--- Start INPUT ROWS ---

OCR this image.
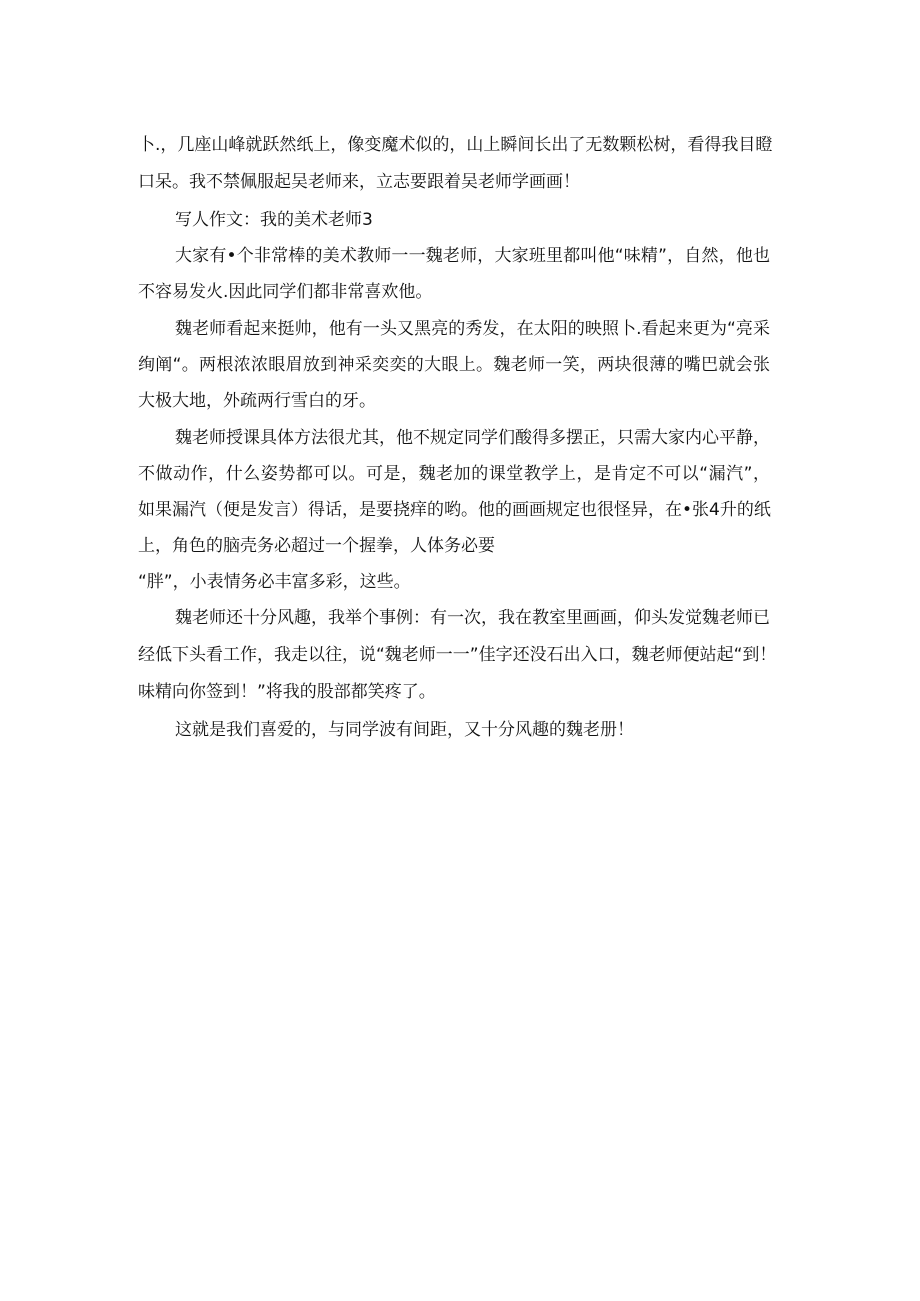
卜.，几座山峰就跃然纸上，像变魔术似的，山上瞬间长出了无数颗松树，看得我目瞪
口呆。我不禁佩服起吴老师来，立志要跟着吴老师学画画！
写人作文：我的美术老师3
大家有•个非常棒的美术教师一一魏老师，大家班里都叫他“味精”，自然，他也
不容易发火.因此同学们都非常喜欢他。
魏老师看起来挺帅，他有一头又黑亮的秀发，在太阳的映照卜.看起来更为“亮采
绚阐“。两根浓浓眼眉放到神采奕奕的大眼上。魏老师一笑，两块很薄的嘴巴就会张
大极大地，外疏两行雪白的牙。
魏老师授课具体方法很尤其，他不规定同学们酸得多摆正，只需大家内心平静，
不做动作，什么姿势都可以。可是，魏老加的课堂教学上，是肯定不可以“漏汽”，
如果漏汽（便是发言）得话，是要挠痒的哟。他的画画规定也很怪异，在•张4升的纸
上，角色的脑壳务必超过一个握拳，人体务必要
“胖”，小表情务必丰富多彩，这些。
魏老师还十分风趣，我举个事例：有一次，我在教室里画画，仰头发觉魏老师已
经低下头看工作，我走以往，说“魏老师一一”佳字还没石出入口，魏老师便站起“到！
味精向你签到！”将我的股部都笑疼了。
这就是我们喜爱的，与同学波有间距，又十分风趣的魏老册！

--- End INPUT ROWS ---
--- Start INPUT ROWS ---

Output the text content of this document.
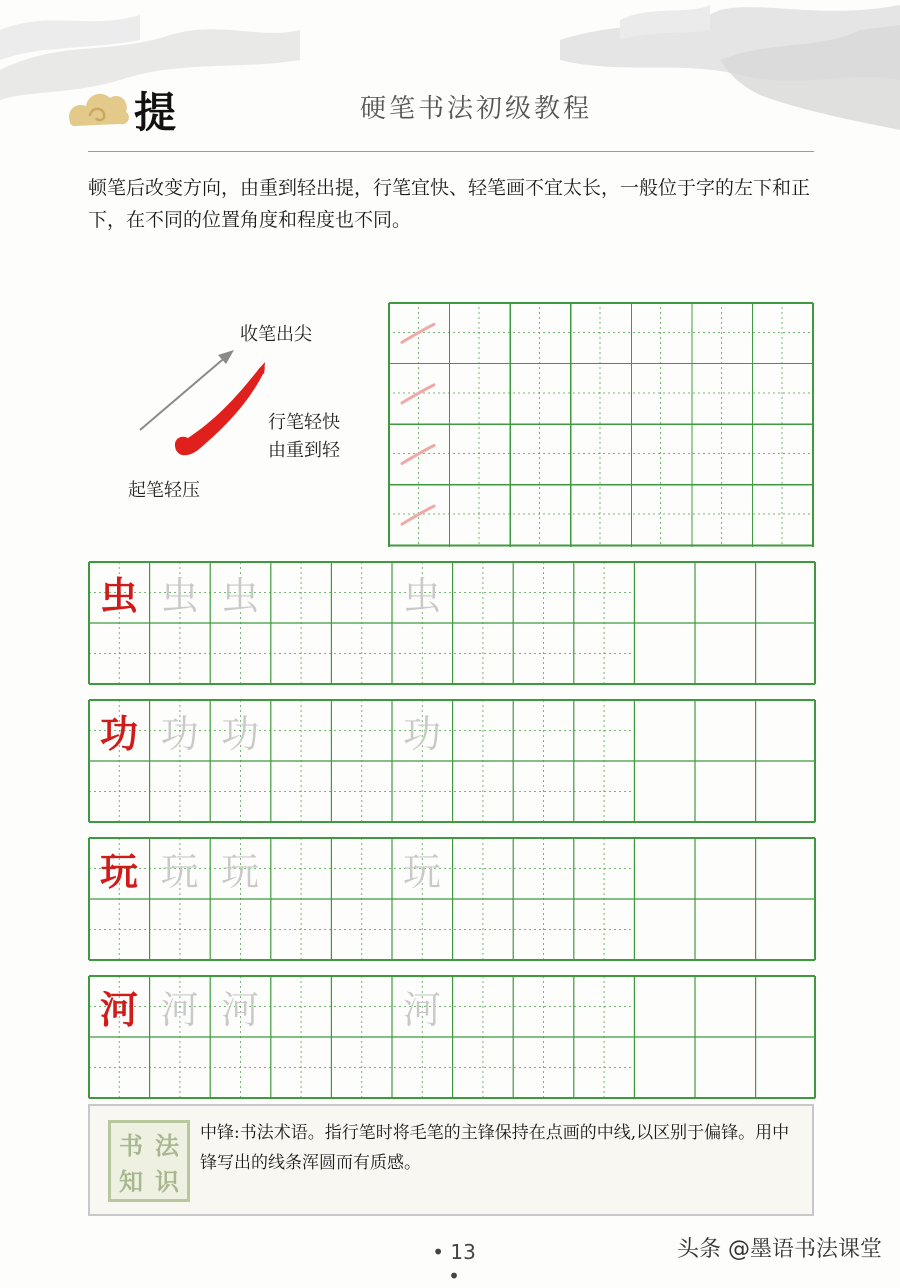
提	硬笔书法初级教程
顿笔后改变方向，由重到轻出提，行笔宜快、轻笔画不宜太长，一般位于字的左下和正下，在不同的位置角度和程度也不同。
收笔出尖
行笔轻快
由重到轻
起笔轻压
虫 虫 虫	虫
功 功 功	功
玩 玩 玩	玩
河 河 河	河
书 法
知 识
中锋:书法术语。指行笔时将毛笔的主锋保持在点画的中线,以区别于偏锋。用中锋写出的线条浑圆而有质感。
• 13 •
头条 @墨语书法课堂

--- End INPUT ROWS ---

- JOB -
Pull out each line holding the string "this".

- WRITTEN ANSWER -
OCR this image.
Output the text content of this document.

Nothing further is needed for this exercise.